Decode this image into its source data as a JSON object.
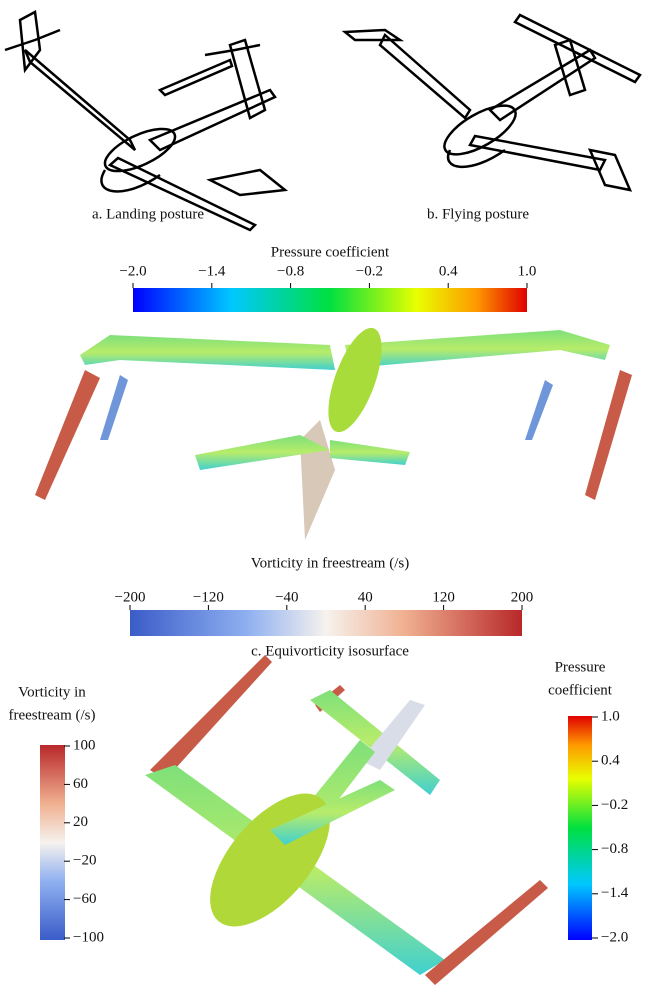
{
  "panels": {
    "a": {
      "caption": "a. Landing posture"
    },
    "b": {
      "caption": "b. Flying posture"
    },
    "c": {
      "pressure_colorbar": {
        "title": "Pressure coefficient",
        "ticks": [
          "−2.0",
          "−1.4",
          "−0.8",
          "−0.2",
          "0.4",
          "1.0"
        ]
      },
      "vorticity_colorbar": {
        "title": "Vorticity in freestream (/s)",
        "ticks": [
          "−200",
          "−120",
          "−40",
          "40",
          "120",
          "200"
        ]
      },
      "caption": "c. Equivorticity isosurface"
    },
    "d": {
      "vorticity_colorbar": {
        "title_lines": [
          "Vorticity in",
          "freestream (/s)"
        ],
        "ticks": [
          "100",
          "60",
          "20",
          "−20",
          "−60",
          "−100"
        ]
      },
      "pressure_colorbar": {
        "title_lines": [
          "Pressure",
          "coefficient"
        ],
        "ticks": [
          "1.0",
          "0.4",
          "−0.2",
          "−0.8",
          "−1.4",
          "−2.0"
        ]
      }
    }
  }
}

***

[Aim of the task] Search the listing for the word "freestream" and return each line that holds it.

[Correct result]
        "title": "Vorticity in freestream (/s)",
          "freestream (/s)"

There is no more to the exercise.